= Exercise requirements =
Pick out all lines in the listing holding the string "conoscenza" and copy them.
BEGIN Extracted information
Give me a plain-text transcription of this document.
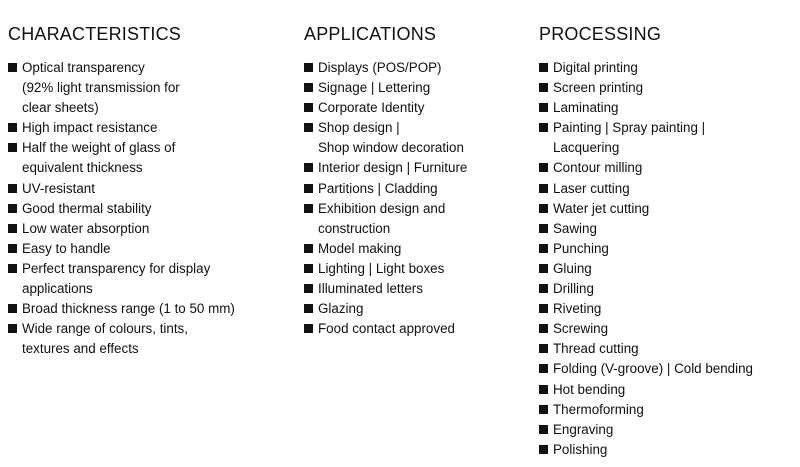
CHARACTERISTICS
Optical transparency
(92% light transmission for
clear sheets)
High impact resistance
Half the weight of glass of
equivalent thickness
UV-resistant
Good thermal stability
Low water absorption
Easy to handle
Perfect transparency for display
applications
Broad thickness range (1 to 50 mm)
Wide range of colours, tints,
textures and effects
APPLICATIONS
Displays (POS/POP)
Signage | Lettering
Corporate Identity
Shop design |
Shop window decoration
Interior design | Furniture
Partitions | Cladding
Exhibition design and
construction
Model making
Lighting | Light boxes
Illuminated letters
Glazing
Food contact approved
PROCESSING
Digital printing
Screen printing
Laminating
Painting | Spray painting |
Lacquering
Contour milling
Laser cutting
Water jet cutting
Sawing
Punching
Gluing
Drilling
Riveting
Screwing
Thread cutting
Folding (V-groove) | Cold bending
Hot bending
Thermoforming
Engraving
Polishing
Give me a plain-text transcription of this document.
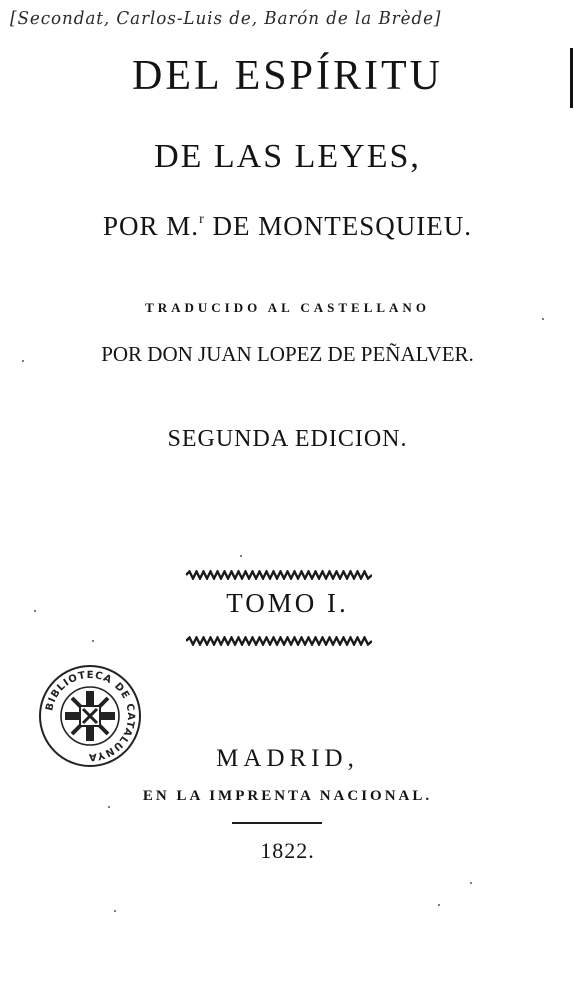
[Secondat, Carlos-Luis de, Barón de la Brède]
DEL ESPÍRITU
DE LAS LEYES,
POR M.$^r$ DE MONTESQUIEU.
TRADUCIDO AL CASTELLANO
POR DON JUAN LOPEZ DE PEÑALVER.
SEGUNDA EDICION.
TOMO I.
BIBLIOTECA DE CATALUNYA	MADRID,
EN LA IMPRENTA NACIONAL.
1822.
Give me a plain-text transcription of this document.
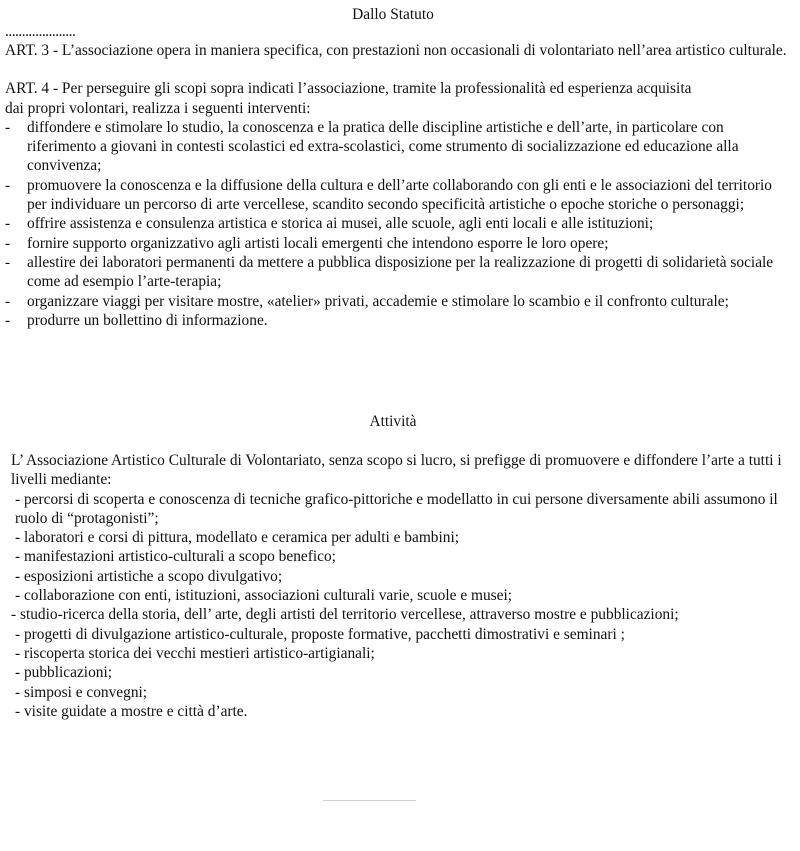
Dallo Statuto
.....................

ART. 3 - L’associazione opera in maniera specifica, con prestazioni non occasionali di volontariato nell’area artistico culturale.

ART. 4 - Per perseguire gli scopi sopra indicati l’associazione, tramite la professionalità ed esperienza acquisita
dai propri volontari, realizza i seguenti interventi:

- diffondere e stimolare lo studio, la conoscenza e la pratica delle discipline artistiche e dell’arte, in particolare con riferimento a giovani in contesti scolastici ed extra-scolastici, come strumento di socializzazione ed educazione alla convivenza;
- promuovere la conoscenza e la diffusione della cultura e dell’arte collaborando con gli enti e le associazioni del territorio per individuare un percorso di arte vercellese, scandito secondo specificità artistiche o epoche storiche o personaggi;
- offrire assistenza e consulenza artistica e storica ai musei, alle scuole, agli enti locali e alle istituzioni;
- fornire supporto organizzativo agli artisti locali emergenti che intendono esporre le loro opere;
- allestire dei laboratori permanenti da mettere a pubblica disposizione per la realizzazione di progetti di solidarietà sociale come ad esempio l’arte-terapia;
- organizzare viaggi per visitare mostre, «atelier» privati, accademie e stimolare lo scambio e il confronto culturale;
- produrre un bollettino di informazione.
Attività

L’ Associazione Artistico Culturale di Volontariato, senza scopo si lucro, si prefigge di promuovere e diffondere l’arte a tutti i livelli mediante:

- percorsi di scoperta e conoscenza di tecniche grafico-pittoriche e modellatto in cui persone diversamente abili assumono il ruolo di “protagonisti”;
- laboratori e corsi di pittura, modellato e ceramica per adulti e bambini;
- manifestazioni artistico-culturali a scopo benefico;
- esposizioni artistiche a scopo divulgativo;
- collaborazione con enti, istituzioni, associazioni culturali varie, scuole e musei;
- studio-ricerca della storia, dell’ arte, degli artisti del territorio vercellese, attraverso mostre e pubblicazioni;
- progetti di divulgazione artistico-culturale, proposte formative, pacchetti dimostrativi e seminari ;
- riscoperta storica dei vecchi mestieri artistico-artigianali;
- pubblicazioni;
- simposi e convegni;
- visite guidate a mostre e città d’arte.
END Extracted information
= Solution below =
- diffondere e stimolare lo studio, la conoscenza e la pratica delle discipline artistiche e dell’arte, in particolare con riferimento a giovani in contesti scolastici ed extra-scolastici, come strumento di socializzazione ed educazione alla convivenza;
- promuovere la conoscenza e la diffusione della cultura e dell’arte collaborando con gli enti e le associazioni del territorio per individuare un percorso di arte vercellese, scandito secondo specificità artistiche o epoche storiche o personaggi;
- percorsi di scoperta e conoscenza di tecniche grafico-pittoriche e modellatto in cui persone diversamente abili assumono il ruolo di “protagonisti”;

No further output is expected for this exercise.